## Instruction
Revise the records below by replacing each occurrence of "x-tick-label" with "horizontal-tick-label", and reproduce them with all other text unchanged.

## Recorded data
-- begin --

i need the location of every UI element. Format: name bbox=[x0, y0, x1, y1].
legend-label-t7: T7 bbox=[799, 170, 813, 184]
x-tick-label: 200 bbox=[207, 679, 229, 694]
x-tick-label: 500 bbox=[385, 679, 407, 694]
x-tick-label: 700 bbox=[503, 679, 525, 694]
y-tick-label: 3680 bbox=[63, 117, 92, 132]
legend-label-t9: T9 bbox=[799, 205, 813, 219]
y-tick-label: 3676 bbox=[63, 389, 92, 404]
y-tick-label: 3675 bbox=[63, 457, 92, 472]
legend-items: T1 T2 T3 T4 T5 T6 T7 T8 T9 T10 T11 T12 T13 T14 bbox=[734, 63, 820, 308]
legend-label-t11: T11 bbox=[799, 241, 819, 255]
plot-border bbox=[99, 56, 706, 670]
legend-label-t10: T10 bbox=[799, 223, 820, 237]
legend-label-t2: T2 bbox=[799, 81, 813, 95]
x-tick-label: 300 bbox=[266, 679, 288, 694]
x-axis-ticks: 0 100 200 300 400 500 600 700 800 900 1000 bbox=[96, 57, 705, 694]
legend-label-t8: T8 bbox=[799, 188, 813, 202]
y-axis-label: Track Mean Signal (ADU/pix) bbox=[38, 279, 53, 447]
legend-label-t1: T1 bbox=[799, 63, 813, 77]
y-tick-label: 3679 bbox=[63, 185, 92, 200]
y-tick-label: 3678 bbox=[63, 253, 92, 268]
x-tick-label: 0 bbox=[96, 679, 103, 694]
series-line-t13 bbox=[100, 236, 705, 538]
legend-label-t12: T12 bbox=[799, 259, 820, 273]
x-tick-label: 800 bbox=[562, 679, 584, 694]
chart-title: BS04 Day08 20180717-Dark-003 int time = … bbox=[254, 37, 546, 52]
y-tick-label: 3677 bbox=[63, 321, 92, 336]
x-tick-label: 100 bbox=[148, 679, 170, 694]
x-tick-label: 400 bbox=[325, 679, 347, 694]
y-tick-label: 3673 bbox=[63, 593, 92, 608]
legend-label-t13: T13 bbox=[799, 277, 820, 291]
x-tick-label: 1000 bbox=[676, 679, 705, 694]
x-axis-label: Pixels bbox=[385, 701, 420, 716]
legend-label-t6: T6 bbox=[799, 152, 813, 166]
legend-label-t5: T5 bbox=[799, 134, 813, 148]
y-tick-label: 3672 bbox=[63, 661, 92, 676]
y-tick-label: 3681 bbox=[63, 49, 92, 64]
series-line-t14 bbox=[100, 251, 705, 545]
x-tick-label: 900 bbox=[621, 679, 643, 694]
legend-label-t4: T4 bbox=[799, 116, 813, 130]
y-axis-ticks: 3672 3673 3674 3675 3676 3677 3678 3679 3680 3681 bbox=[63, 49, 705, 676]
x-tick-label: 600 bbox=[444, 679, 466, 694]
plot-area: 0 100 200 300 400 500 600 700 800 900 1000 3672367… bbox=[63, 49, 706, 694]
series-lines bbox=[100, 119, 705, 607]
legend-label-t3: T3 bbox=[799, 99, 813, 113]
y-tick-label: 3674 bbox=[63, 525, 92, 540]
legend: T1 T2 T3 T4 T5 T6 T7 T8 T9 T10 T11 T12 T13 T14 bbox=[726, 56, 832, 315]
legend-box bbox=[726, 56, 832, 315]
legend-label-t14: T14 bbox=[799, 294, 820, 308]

-- end --

## Solution to this exercise
i need the location of every UI element. Format: name bbox=[x0, y0, x1, y1].
legend-label-t7: T7 bbox=[799, 170, 813, 184]
horizontal-tick-label: 200 bbox=[207, 679, 229, 694]
horizontal-tick-label: 500 bbox=[385, 679, 407, 694]
horizontal-tick-label: 700 bbox=[503, 679, 525, 694]
y-tick-label: 3680 bbox=[63, 117, 92, 132]
legend-label-t9: T9 bbox=[799, 205, 813, 219]
y-tick-label: 3676 bbox=[63, 389, 92, 404]
y-tick-label: 3675 bbox=[63, 457, 92, 472]
legend-items: T1 T2 T3 T4 T5 T6 T7 T8 T9 T10 T11 T12 T13 T14 bbox=[734, 63, 820, 308]
legend-label-t11: T11 bbox=[799, 241, 819, 255]
plot-border bbox=[99, 56, 706, 670]
legend-label-t10: T10 bbox=[799, 223, 820, 237]
legend-label-t2: T2 bbox=[799, 81, 813, 95]
horizontal-tick-label: 300 bbox=[266, 679, 288, 694]
x-axis-ticks: 0 100 200 300 400 500 600 700 800 900 1000 bbox=[96, 57, 705, 694]
legend-label-t8: T8 bbox=[799, 188, 813, 202]
y-axis-label: Track Mean Signal (ADU/pix) bbox=[38, 279, 53, 447]
legend-label-t1: T1 bbox=[799, 63, 813, 77]
y-tick-label: 3679 bbox=[63, 185, 92, 200]
y-tick-label: 3678 bbox=[63, 253, 92, 268]
horizontal-tick-label: 0 bbox=[96, 679, 103, 694]
series-line-t13 bbox=[100, 236, 705, 538]
legend-label-t12: T12 bbox=[799, 259, 820, 273]
horizontal-tick-label: 800 bbox=[562, 679, 584, 694]
chart-title: BS04 Day08 20180717-Dark-003 int time = … bbox=[254, 37, 546, 52]
y-tick-label: 3677 bbox=[63, 321, 92, 336]
horizontal-tick-label: 100 bbox=[148, 679, 170, 694]
horizontal-tick-label: 400 bbox=[325, 679, 347, 694]
y-tick-label: 3673 bbox=[63, 593, 92, 608]
legend-label-t13: T13 bbox=[799, 277, 820, 291]
horizontal-tick-label: 1000 bbox=[676, 679, 705, 694]
x-axis-label: Pixels bbox=[385, 701, 420, 716]
legend-label-t6: T6 bbox=[799, 152, 813, 166]
legend-label-t5: T5 bbox=[799, 134, 813, 148]
y-tick-label: 3672 bbox=[63, 661, 92, 676]
y-tick-label: 3681 bbox=[63, 49, 92, 64]
series-line-t14 bbox=[100, 251, 705, 545]
horizontal-tick-label: 900 bbox=[621, 679, 643, 694]
legend-label-t4: T4 bbox=[799, 116, 813, 130]
y-axis-ticks: 3672 3673 3674 3675 3676 3677 3678 3679 3680 3681 bbox=[63, 49, 705, 676]
horizontal-tick-label: 600 bbox=[444, 679, 466, 694]
plot-area: 0 100 200 300 400 500 600 700 800 900 1000 3672367… bbox=[63, 49, 706, 694]
series-lines bbox=[100, 119, 705, 607]
legend-label-t3: T3 bbox=[799, 99, 813, 113]
y-tick-label: 3674 bbox=[63, 525, 92, 540]
legend: T1 T2 T3 T4 T5 T6 T7 T8 T9 T10 T11 T12 T13 T14 bbox=[726, 56, 832, 315]
legend-box bbox=[726, 56, 832, 315]
legend-label-t14: T14 bbox=[799, 294, 820, 308]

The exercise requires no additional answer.